[EXCERTO]
....................

Análise crítica aponta para rupturas internas e falta de coerência na liderança política do país, mesmo sem alternância de poder desde a independência.
O panorama político nacional e a forma como a continuidade do Estado tem sido gerida ao longo das últimas décadas continuam no centro do debate. Numa intervenção contundente no programa “A Semana com Salomão Moyana”, transmitido pela MBC, o prestigiado jornalista e analista político Salomão Moyana partilhou uma reflexão profunda sobre o impacto de uma eventual alternância de poder e a actual postura das lideranças governativas.
Com base nas declarações feitas, Moyana antevê um cenário inédito para o futuro político do país: “Aqui deve haver um espetáculo de caráter muito grande no dia em que a Frelimo perder as eleições”.
A grande preocupação manifestada pelo analista não reside apenas na mudança de partidos, mas sim na gritante falta de continuidade que se verifica dentro da própria força política que governa o país desde 1975. Moyana sublinhou que, a cada ciclo de governação — que dura em média dez anos —, assiste-se a um “corte absoluto em relação ao passado”, uma postura que, a seu ver, simula falsamente uma transição de regime.
“Estamos a ter esses cortes graves de continuidade dentro do mesmo partido. Agora imagina se fosse um partido diferente”, questionou o jornalista, evidenciando a fragilidade institucional gerada por estas rupturas cíclicas.
Um dos pontos mais críticos da reflexão de Salomão Moyana prende-se com o comportamento dos dirigentes que transitam entre diferentes executivos. O analista lamentou o facto de as mesmas figuras que desenharam ou apoiaram políticas anteriores adotarem, com facilidade, um discurso de ruptura com o que foi feito antes.

....................

[DADOS FORNECIDOS]
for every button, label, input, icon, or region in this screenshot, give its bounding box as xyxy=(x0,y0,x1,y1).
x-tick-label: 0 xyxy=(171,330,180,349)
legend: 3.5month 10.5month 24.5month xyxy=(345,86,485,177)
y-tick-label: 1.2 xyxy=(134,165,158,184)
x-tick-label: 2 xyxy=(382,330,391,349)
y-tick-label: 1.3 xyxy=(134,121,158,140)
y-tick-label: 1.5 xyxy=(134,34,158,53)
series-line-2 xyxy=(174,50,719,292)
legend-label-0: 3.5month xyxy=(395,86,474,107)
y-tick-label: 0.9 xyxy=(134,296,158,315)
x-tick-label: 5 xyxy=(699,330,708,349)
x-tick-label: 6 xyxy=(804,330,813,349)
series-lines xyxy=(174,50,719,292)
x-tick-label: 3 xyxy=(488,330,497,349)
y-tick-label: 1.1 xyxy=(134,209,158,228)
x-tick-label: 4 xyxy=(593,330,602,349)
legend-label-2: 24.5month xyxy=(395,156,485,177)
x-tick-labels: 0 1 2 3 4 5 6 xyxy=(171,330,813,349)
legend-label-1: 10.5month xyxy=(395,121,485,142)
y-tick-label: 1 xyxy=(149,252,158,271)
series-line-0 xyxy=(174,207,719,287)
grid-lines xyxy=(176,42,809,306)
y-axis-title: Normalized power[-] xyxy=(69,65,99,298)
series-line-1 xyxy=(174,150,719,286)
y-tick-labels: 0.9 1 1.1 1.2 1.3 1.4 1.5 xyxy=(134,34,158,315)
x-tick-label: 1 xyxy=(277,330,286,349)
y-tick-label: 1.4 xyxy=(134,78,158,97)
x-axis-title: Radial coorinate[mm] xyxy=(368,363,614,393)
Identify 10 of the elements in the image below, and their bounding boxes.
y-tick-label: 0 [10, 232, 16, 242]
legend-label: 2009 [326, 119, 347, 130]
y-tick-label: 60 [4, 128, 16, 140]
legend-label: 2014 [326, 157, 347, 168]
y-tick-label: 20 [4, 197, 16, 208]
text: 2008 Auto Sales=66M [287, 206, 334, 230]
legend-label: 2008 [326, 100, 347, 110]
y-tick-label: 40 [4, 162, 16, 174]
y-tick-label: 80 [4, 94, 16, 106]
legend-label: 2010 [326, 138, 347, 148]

....................

[O SEU OBJETIVO] Segundo o excerto, quanto tempo dura, em média, cada ciclo de governação?

[EXERCÍCIO RESOLVIDO] Cada ciclo de governação dura, em média, dez anos.